● Your goal
Repeat every record below exactly, omitting any pictures.
## BEGIN Provided data
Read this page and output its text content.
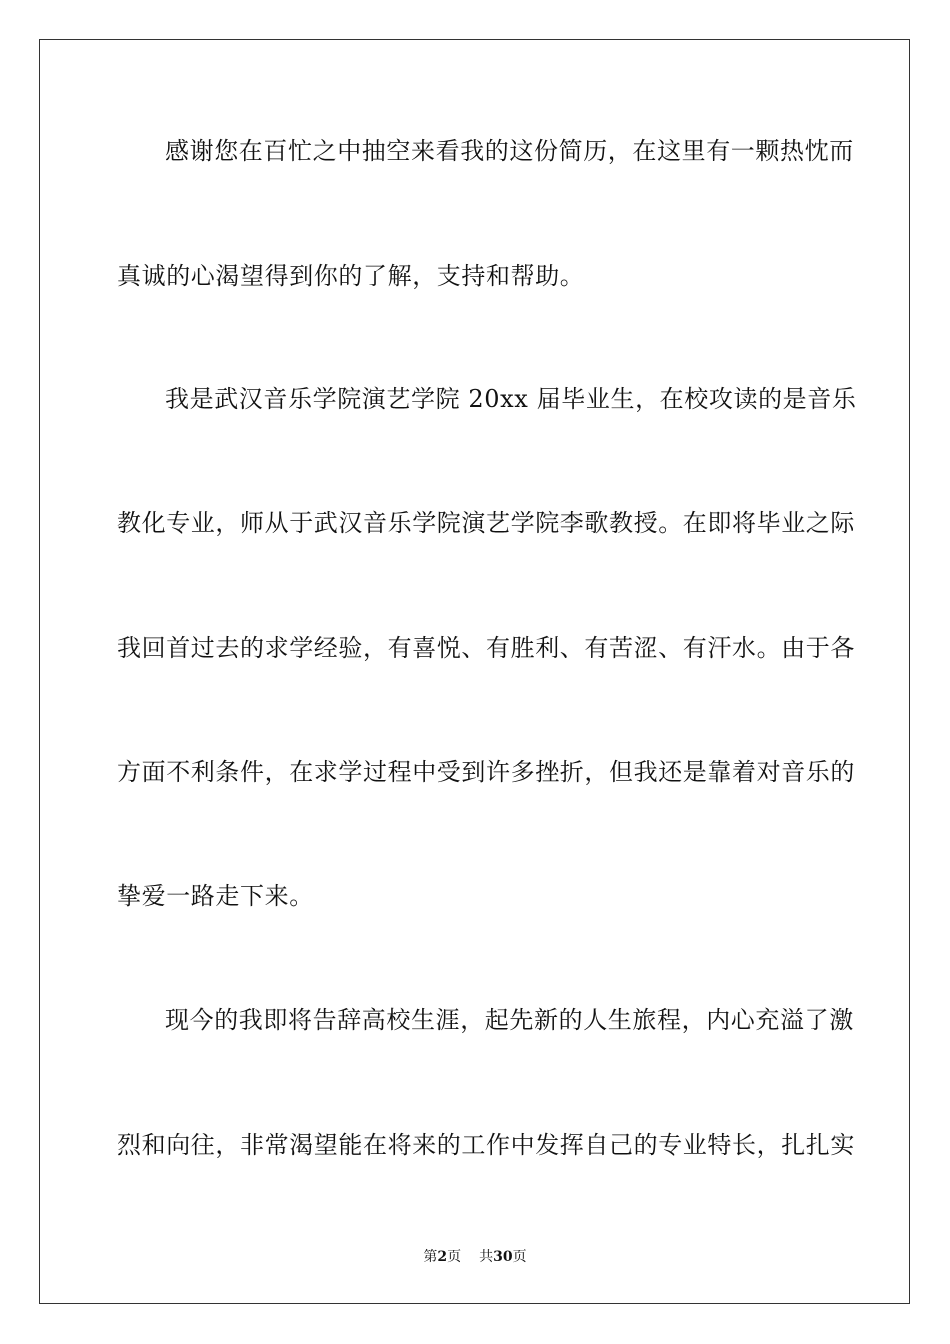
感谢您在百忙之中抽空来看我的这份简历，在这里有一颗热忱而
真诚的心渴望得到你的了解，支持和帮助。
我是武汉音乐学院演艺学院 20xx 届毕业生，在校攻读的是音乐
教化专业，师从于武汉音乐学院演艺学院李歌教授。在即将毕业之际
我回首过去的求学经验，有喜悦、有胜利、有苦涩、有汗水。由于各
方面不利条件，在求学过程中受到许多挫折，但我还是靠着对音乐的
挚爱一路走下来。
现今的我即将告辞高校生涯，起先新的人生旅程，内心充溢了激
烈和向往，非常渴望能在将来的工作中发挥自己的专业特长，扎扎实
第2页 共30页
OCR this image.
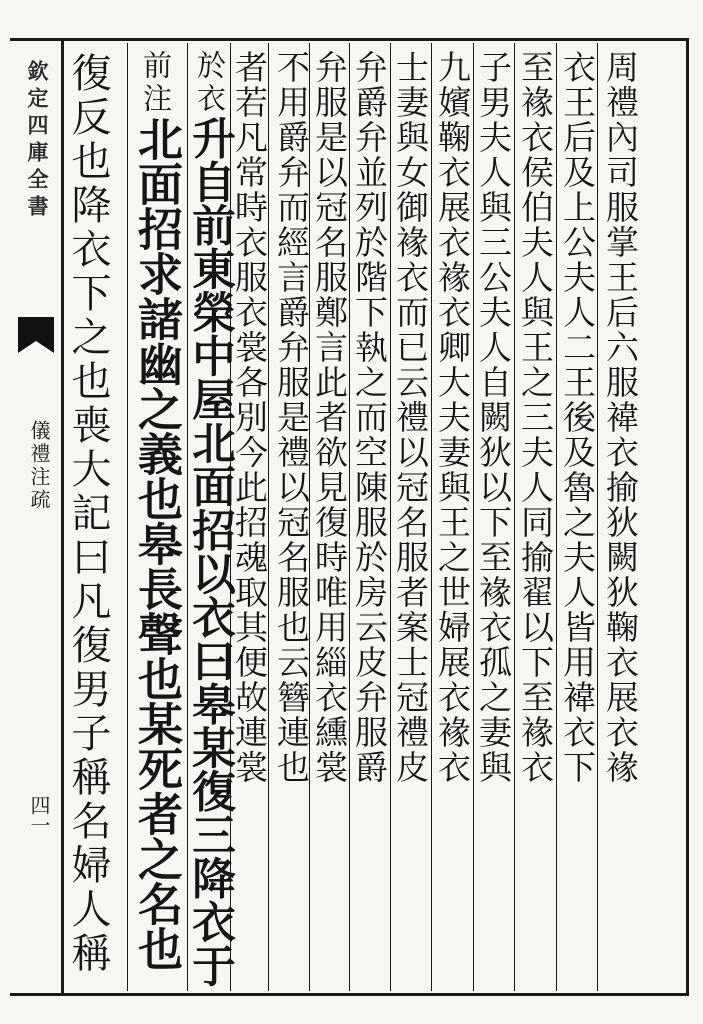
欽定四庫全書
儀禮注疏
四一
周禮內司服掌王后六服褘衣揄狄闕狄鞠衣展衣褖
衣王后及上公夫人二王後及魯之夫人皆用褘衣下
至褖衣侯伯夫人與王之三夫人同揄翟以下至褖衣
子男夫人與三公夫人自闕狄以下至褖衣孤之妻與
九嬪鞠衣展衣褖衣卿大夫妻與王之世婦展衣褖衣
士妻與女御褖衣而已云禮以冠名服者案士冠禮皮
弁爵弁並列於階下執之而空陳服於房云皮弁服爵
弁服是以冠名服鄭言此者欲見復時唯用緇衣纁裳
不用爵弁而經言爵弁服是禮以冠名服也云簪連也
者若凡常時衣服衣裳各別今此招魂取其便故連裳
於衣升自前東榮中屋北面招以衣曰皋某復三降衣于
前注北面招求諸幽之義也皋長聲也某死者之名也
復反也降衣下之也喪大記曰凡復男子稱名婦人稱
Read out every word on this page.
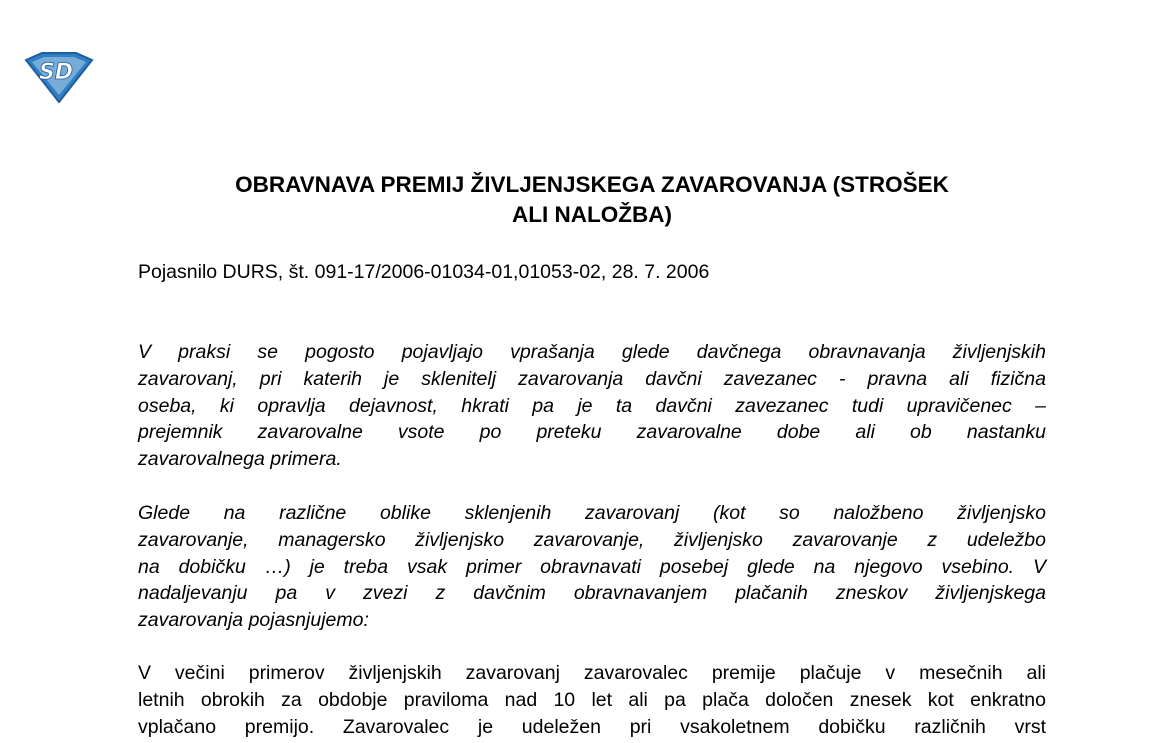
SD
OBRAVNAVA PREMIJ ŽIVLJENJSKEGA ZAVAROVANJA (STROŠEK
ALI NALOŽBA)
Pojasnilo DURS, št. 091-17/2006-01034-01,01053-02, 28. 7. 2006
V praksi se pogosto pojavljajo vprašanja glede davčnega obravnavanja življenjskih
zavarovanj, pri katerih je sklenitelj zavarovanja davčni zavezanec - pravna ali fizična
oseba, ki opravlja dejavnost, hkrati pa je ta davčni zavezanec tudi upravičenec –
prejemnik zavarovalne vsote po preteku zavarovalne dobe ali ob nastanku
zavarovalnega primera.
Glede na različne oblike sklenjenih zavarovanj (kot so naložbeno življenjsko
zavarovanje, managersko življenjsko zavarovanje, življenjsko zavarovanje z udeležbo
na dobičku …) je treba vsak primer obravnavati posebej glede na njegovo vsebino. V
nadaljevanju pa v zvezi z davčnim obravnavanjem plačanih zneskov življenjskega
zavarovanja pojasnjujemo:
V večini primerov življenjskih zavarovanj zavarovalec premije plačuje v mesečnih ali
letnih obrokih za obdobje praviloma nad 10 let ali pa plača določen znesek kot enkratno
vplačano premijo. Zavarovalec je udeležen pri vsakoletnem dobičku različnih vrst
## END Provided data
● Result of this task
Read this page and output its text content.
感谢您在百忙之中抽空来看我的这份简历，在这里有一颗热忱而
真诚的心渴望得到你的了解，支持和帮助。
我是武汉音乐学院演艺学院 20xx 届毕业生，在校攻读的是音乐
教化专业，师从于武汉音乐学院演艺学院李歌教授。在即将毕业之际
我回首过去的求学经验，有喜悦、有胜利、有苦涩、有汗水。由于各
方面不利条件，在求学过程中受到许多挫折，但我还是靠着对音乐的
挚爱一路走下来。
现今的我即将告辞高校生涯，起先新的人生旅程，内心充溢了激
烈和向往，非常渴望能在将来的工作中发挥自己的专业特长，扎扎实
第2页 共30页
OCR this image.
欽定四庫全書
儀禮注疏
四一
周禮內司服掌王后六服褘衣揄狄闕狄鞠衣展衣褖
衣王后及上公夫人二王後及魯之夫人皆用褘衣下
至褖衣侯伯夫人與王之三夫人同揄翟以下至褖衣
子男夫人與三公夫人自闕狄以下至褖衣孤之妻與
九嬪鞠衣展衣褖衣卿大夫妻與王之世婦展衣褖衣
士妻與女御褖衣而已云禮以冠名服者案士冠禮皮
弁爵弁並列於階下執之而空陳服於房云皮弁服爵
弁服是以冠名服鄭言此者欲見復時唯用緇衣纁裳
不用爵弁而經言爵弁服是禮以冠名服也云簪連也
者若凡常時衣服衣裳各別今此招魂取其便故連裳
於衣升自前東榮中屋北面招以衣曰皋某復三降衣于
前注北面招求諸幽之義也皋長聲也某死者之名也
復反也降衣下之也喪大記曰凡復男子稱名婦人稱
Read out every word on this page.
SD
OBRAVNAVA PREMIJ ŽIVLJENJSKEGA ZAVAROVANJA (STROŠEK
ALI NALOŽBA)
Pojasnilo DURS, št. 091-17/2006-01034-01,01053-02, 28. 7. 2006
V praksi se pogosto pojavljajo vprašanja glede davčnega obravnavanja življenjskih
zavarovanj, pri katerih je sklenitelj zavarovanja davčni zavezanec - pravna ali fizična
oseba, ki opravlja dejavnost, hkrati pa je ta davčni zavezanec tudi upravičenec –
prejemnik zavarovalne vsote po preteku zavarovalne dobe ali ob nastanku
zavarovalnega primera.
Glede na različne oblike sklenjenih zavarovanj (kot so naložbeno življenjsko
zavarovanje, managersko življenjsko zavarovanje, življenjsko zavarovanje z udeležbo
na dobičku …) je treba vsak primer obravnavati posebej glede na njegovo vsebino. V
nadaljevanju pa v zvezi z davčnim obravnavanjem plačanih zneskov življenjskega
zavarovanja pojasnjujemo:
V večini primerov življenjskih zavarovanj zavarovalec premije plačuje v mesečnih ali
letnih obrokih za obdobje praviloma nad 10 let ali pa plača določen znesek kot enkratno
vplačano premijo. Zavarovalec je udeležen pri vsakoletnem dobičku različnih vrst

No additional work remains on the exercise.